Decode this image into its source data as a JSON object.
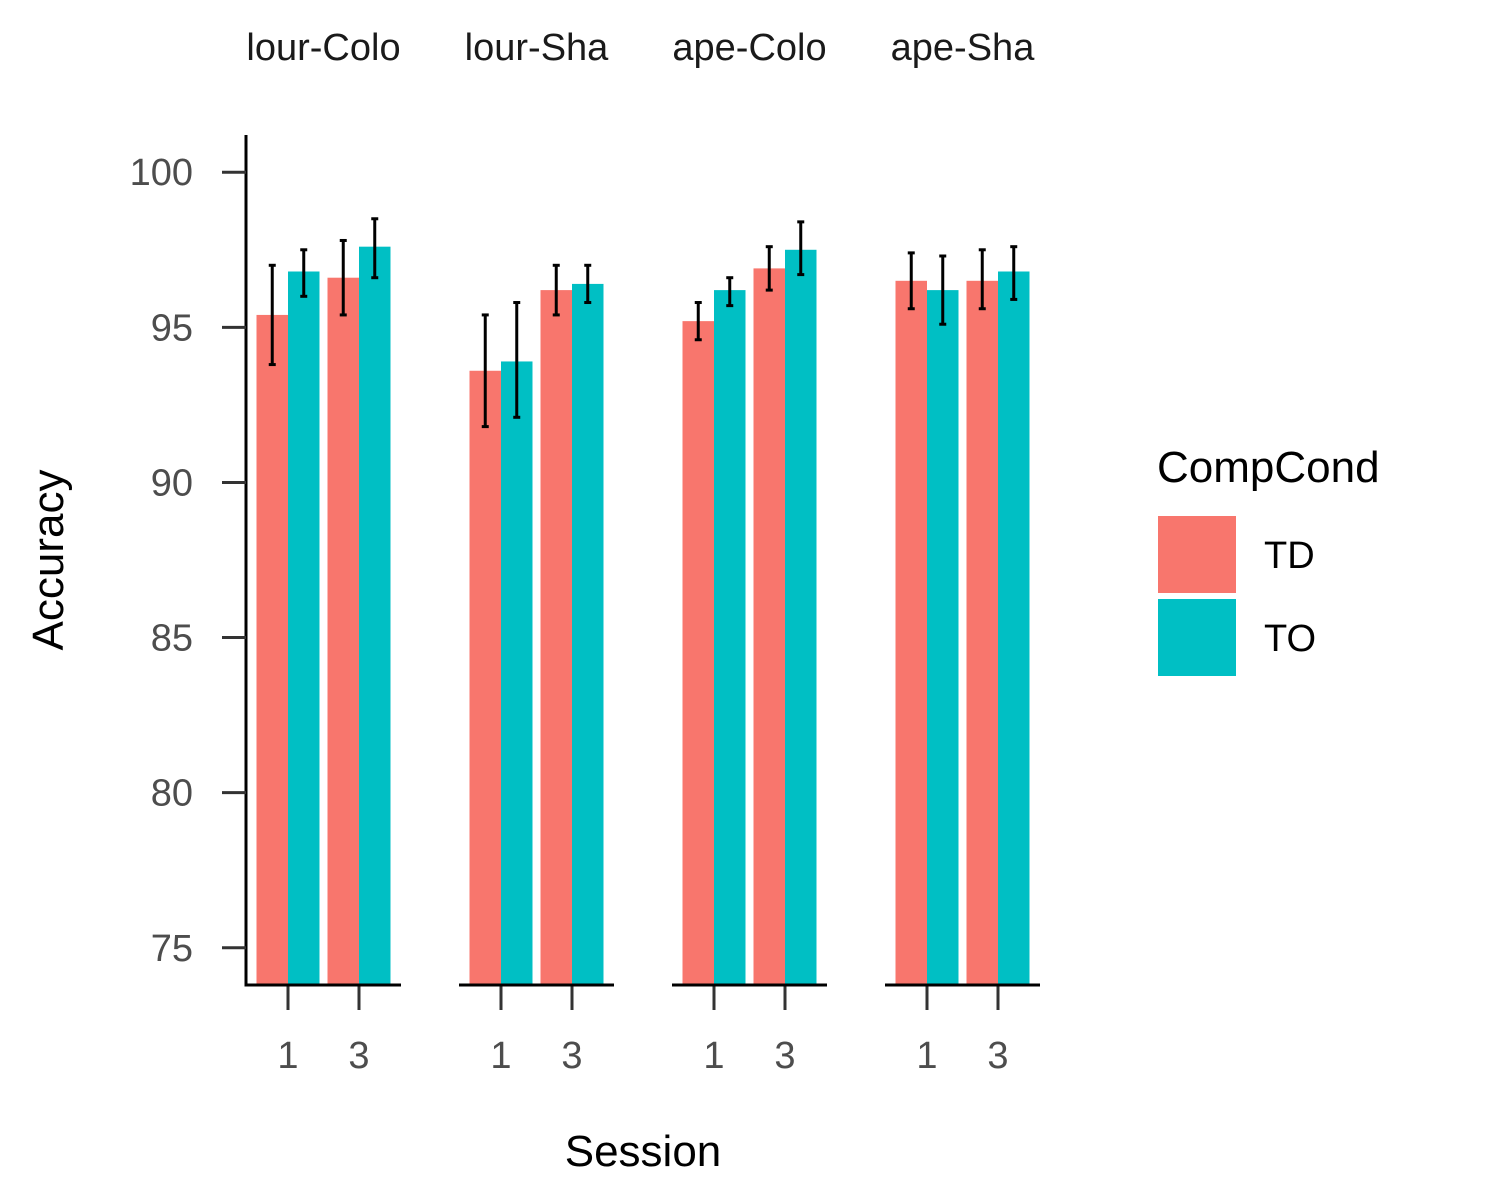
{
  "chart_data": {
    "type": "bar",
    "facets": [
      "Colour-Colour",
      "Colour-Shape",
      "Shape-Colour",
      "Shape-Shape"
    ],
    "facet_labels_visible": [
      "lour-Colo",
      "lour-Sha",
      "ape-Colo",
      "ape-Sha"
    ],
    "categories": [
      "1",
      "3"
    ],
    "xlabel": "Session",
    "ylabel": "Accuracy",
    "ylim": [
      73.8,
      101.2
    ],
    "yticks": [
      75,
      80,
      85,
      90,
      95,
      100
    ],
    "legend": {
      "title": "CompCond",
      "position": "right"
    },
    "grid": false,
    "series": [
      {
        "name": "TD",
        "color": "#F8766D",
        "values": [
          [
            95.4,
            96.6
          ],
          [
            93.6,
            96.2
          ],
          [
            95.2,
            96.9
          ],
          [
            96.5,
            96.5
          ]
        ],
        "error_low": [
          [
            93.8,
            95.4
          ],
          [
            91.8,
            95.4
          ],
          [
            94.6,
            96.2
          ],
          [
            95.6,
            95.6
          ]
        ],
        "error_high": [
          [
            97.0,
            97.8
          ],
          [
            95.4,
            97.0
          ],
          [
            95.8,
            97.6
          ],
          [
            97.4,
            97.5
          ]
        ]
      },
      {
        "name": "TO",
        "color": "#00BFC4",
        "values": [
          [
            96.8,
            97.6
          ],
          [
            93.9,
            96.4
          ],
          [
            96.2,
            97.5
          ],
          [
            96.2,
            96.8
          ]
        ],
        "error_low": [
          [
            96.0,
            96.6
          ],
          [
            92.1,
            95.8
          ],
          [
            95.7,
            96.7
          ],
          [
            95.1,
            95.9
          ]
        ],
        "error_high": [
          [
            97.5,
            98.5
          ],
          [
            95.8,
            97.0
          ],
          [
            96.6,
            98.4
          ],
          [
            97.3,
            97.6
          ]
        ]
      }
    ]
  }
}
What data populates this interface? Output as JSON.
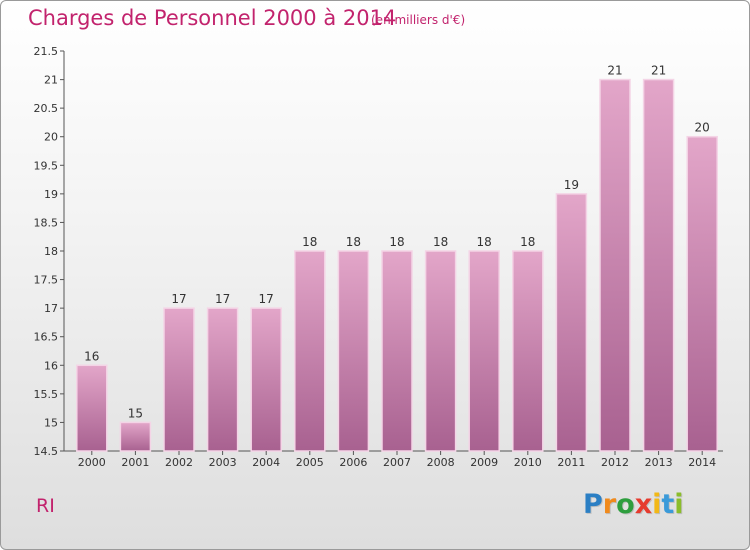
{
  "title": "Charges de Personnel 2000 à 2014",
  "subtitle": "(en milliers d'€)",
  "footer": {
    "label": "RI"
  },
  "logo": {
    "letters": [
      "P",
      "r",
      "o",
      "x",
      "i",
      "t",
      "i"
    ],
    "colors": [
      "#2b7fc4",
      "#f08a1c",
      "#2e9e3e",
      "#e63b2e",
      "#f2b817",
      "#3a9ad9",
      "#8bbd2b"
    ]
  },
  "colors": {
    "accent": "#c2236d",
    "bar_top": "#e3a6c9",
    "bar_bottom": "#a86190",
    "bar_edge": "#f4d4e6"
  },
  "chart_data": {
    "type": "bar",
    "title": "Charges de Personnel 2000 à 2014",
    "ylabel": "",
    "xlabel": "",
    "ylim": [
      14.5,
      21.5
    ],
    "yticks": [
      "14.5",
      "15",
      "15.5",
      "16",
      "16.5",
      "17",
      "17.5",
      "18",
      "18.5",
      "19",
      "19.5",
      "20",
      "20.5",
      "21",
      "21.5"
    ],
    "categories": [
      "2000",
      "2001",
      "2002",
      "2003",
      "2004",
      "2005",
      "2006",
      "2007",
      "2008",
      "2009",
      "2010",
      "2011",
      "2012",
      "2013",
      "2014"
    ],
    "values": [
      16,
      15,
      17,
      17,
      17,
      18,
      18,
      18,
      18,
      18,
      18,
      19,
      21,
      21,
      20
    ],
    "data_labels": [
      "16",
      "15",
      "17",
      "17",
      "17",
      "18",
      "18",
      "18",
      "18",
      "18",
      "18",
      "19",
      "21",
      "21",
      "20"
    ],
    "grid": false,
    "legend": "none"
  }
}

== == ==

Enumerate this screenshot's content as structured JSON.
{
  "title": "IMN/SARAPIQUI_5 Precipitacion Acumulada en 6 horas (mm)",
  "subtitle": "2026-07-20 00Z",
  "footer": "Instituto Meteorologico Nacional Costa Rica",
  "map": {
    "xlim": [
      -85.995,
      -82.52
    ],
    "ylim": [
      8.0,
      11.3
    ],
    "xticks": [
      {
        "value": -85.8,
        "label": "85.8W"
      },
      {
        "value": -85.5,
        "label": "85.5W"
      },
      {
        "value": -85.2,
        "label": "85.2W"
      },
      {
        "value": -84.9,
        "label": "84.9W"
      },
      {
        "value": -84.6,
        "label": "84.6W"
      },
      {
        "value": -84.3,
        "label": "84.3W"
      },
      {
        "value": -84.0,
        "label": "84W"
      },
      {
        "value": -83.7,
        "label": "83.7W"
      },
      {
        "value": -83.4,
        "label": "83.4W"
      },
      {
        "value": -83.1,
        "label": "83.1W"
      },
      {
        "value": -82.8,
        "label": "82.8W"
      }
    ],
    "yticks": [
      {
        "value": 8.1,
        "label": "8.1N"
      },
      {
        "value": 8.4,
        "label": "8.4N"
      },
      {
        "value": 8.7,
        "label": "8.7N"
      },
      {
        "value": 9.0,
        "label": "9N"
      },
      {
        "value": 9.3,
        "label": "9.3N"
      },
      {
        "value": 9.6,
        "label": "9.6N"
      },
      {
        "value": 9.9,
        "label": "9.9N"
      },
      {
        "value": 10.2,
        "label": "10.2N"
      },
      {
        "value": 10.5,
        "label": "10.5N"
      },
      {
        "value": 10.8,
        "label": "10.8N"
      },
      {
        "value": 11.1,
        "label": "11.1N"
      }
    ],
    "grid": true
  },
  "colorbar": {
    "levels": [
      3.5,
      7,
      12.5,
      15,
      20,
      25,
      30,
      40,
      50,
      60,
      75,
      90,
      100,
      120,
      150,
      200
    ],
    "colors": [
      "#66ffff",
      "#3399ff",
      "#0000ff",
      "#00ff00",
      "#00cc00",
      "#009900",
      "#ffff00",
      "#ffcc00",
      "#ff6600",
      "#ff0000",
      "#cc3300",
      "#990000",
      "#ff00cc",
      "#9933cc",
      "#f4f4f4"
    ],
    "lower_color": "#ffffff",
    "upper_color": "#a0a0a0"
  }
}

== == ==

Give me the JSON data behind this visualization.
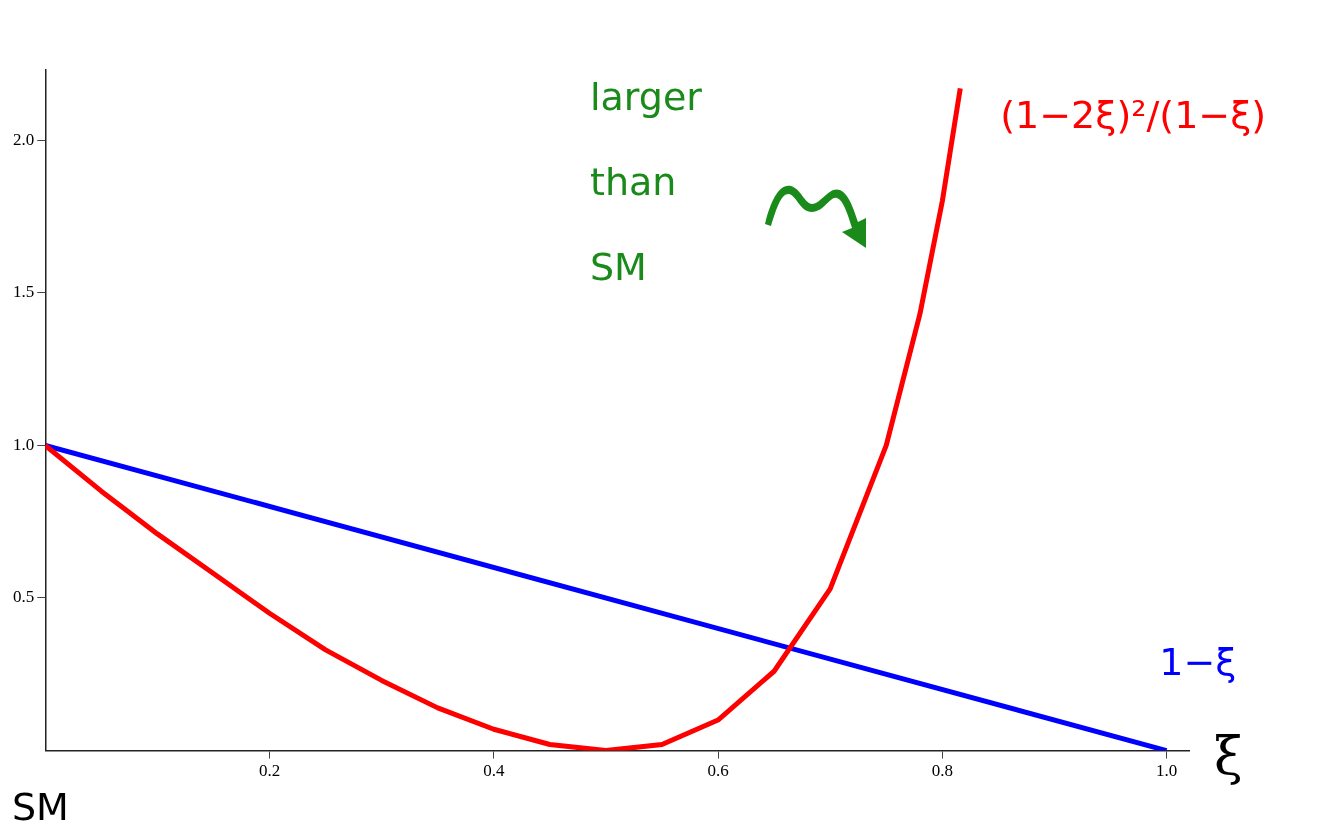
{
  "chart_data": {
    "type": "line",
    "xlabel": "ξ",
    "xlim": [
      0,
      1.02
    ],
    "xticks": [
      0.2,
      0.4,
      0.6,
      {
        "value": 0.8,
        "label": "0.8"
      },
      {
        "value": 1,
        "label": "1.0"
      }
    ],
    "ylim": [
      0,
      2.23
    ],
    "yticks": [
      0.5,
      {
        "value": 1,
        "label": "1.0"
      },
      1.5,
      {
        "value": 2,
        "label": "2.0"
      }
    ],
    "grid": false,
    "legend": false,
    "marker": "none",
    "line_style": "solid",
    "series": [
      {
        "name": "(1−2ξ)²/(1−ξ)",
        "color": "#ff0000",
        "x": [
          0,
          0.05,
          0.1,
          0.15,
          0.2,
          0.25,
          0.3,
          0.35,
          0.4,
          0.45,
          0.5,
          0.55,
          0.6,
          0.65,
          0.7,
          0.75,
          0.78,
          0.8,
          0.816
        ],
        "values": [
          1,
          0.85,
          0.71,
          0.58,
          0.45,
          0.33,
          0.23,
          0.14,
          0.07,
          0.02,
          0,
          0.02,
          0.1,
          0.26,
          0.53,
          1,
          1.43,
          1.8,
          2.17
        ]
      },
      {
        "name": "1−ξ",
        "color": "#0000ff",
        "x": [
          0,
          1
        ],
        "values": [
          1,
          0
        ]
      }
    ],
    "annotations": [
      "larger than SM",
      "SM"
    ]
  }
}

== == ==

> Task directions
From the records, copy every line that has the string "Personnel" in it.

> Solution
  "title": "Charges de Personnel 2000 à 2014",
    "title": "Charges de Personnel 2000 à 2014",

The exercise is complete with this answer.